Spatial annotation records:

________________________________________

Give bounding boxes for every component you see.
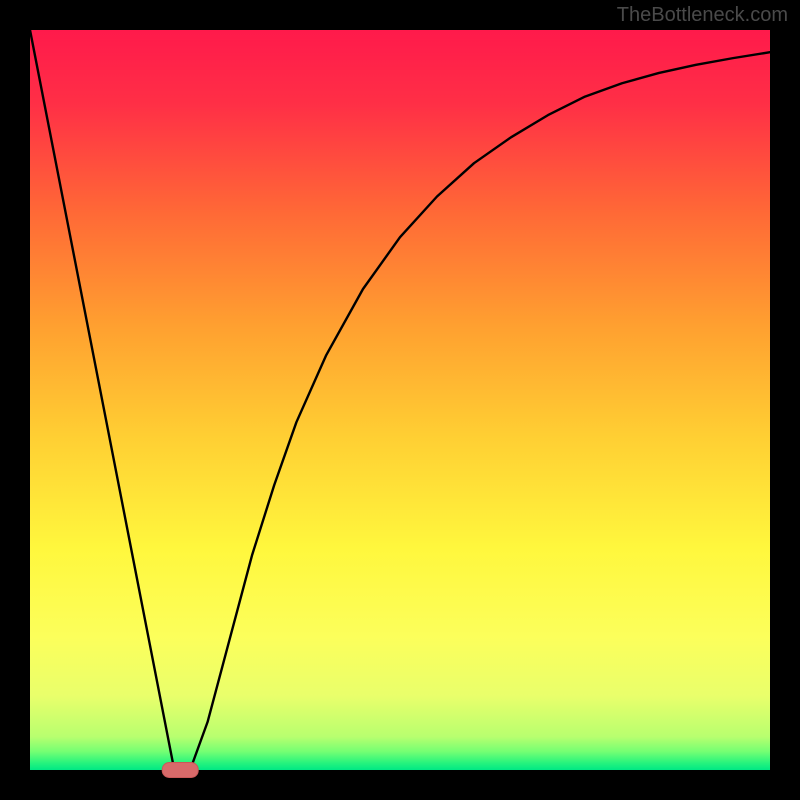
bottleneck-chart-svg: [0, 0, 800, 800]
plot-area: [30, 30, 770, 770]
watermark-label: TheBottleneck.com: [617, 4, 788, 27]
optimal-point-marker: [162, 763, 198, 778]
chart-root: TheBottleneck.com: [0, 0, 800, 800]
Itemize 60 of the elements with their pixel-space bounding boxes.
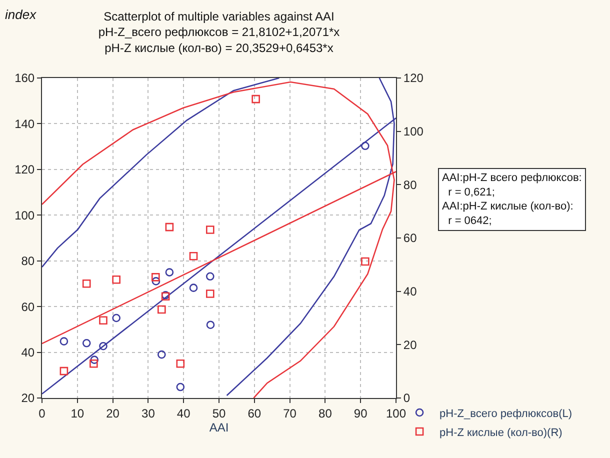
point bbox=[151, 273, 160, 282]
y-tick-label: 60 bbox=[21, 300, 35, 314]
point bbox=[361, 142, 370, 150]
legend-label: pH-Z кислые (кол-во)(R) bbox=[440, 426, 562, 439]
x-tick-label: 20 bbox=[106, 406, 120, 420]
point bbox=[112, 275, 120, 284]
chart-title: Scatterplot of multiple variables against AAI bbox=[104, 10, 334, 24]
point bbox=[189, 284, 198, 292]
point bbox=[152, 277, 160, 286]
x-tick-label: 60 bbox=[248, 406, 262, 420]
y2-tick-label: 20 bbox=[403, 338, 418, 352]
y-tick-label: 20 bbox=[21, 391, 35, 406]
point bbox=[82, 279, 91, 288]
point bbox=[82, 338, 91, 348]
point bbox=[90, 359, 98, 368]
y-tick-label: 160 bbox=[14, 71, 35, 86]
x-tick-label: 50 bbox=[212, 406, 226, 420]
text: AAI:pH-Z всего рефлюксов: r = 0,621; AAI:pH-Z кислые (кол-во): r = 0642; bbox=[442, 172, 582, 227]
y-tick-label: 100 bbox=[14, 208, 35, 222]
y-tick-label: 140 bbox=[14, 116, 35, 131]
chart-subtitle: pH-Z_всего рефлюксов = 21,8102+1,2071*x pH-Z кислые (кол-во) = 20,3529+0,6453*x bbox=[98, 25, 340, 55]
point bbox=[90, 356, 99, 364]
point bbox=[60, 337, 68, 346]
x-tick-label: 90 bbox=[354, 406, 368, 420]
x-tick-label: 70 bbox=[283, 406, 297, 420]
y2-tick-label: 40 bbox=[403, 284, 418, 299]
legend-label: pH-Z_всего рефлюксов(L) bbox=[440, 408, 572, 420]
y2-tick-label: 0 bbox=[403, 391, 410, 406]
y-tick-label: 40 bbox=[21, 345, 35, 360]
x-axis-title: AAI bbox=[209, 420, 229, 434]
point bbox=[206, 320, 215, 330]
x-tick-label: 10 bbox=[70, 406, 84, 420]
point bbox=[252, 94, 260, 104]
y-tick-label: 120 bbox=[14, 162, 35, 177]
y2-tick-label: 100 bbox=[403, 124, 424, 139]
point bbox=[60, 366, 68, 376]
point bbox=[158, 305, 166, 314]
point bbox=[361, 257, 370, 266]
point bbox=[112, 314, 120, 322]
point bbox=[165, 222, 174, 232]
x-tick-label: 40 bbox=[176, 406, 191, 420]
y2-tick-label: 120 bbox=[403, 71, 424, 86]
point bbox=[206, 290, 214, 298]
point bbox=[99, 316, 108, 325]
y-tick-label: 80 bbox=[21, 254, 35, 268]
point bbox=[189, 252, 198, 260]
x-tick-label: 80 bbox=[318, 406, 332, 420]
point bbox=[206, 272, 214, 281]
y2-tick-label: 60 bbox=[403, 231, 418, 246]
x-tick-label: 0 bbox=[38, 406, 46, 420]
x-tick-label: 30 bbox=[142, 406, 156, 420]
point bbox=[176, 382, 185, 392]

________________________________________

▶ _Exercise_: Can you edit all the items above, replacing "bounding boxes" with "bounding rectangles" everywhere it occurs and keeping everything else the same? Leave the pictures out of your version.

▶ _Answer for this exercise_:
Give bounding rectangles for every component you see.
bottleneck-chart-svg: [0, 0, 800, 800]
plot-area: [30, 30, 770, 770]
watermark-label: TheBottleneck.com: [617, 4, 788, 27]
optimal-point-marker: [162, 763, 198, 778]
chart-root: TheBottleneck.com: [0, 0, 800, 800]
Itemize 60 of the elements with their pixel-space bounding rectangles.
point bbox=[151, 273, 160, 282]
y-tick-label: 60 bbox=[21, 300, 35, 314]
point bbox=[361, 142, 370, 150]
legend-label: pH-Z кислые (кол-во)(R) bbox=[440, 426, 562, 439]
x-tick-label: 20 bbox=[106, 406, 120, 420]
point bbox=[112, 275, 120, 284]
chart-title: Scatterplot of multiple variables against AAI bbox=[104, 10, 334, 24]
point bbox=[189, 284, 198, 292]
point bbox=[152, 277, 160, 286]
x-tick-label: 60 bbox=[248, 406, 262, 420]
y2-tick-label: 20 bbox=[403, 338, 418, 352]
y-tick-label: 20 bbox=[21, 391, 35, 406]
point bbox=[82, 279, 91, 288]
point bbox=[82, 338, 91, 348]
point bbox=[90, 359, 98, 368]
y-tick-label: 160 bbox=[14, 71, 35, 86]
x-tick-label: 50 bbox=[212, 406, 226, 420]
text: AAI:pH-Z всего рефлюксов: r = 0,621; AAI:pH-Z кислые (кол-во): r = 0642; bbox=[442, 172, 582, 227]
y-tick-label: 100 bbox=[14, 208, 35, 222]
y-tick-label: 140 bbox=[14, 116, 35, 131]
chart-subtitle: pH-Z_всего рефлюксов = 21,8102+1,2071*x pH-Z кислые (кол-во) = 20,3529+0,6453*x bbox=[98, 25, 340, 55]
point bbox=[90, 356, 99, 364]
point bbox=[60, 337, 68, 346]
x-tick-label: 90 bbox=[354, 406, 368, 420]
x-tick-label: 70 bbox=[283, 406, 297, 420]
y2-tick-label: 40 bbox=[403, 284, 418, 299]
legend-label: pH-Z_всего рефлюксов(L) bbox=[440, 408, 572, 420]
y2-tick-label: 0 bbox=[403, 391, 410, 406]
y-tick-label: 40 bbox=[21, 345, 35, 360]
x-axis-title: AAI bbox=[209, 420, 229, 434]
point bbox=[206, 320, 215, 330]
x-tick-label: 10 bbox=[70, 406, 84, 420]
point bbox=[252, 94, 260, 104]
y-tick-label: 120 bbox=[14, 162, 35, 177]
y2-tick-label: 100 bbox=[403, 124, 424, 139]
point bbox=[60, 366, 68, 376]
point bbox=[158, 305, 166, 314]
point bbox=[361, 257, 370, 266]
point bbox=[112, 314, 120, 322]
point bbox=[165, 222, 174, 232]
x-tick-label: 40 bbox=[176, 406, 191, 420]
y2-tick-label: 120 bbox=[403, 71, 424, 86]
point bbox=[206, 290, 214, 298]
point bbox=[99, 316, 108, 325]
y-tick-label: 80 bbox=[21, 254, 35, 268]
point bbox=[189, 252, 198, 260]
x-tick-label: 80 bbox=[318, 406, 332, 420]
point bbox=[206, 272, 214, 281]
y2-tick-label: 60 bbox=[403, 231, 418, 246]
x-tick-label: 0 bbox=[38, 406, 46, 420]
x-tick-label: 30 bbox=[142, 406, 156, 420]
point bbox=[176, 382, 185, 392]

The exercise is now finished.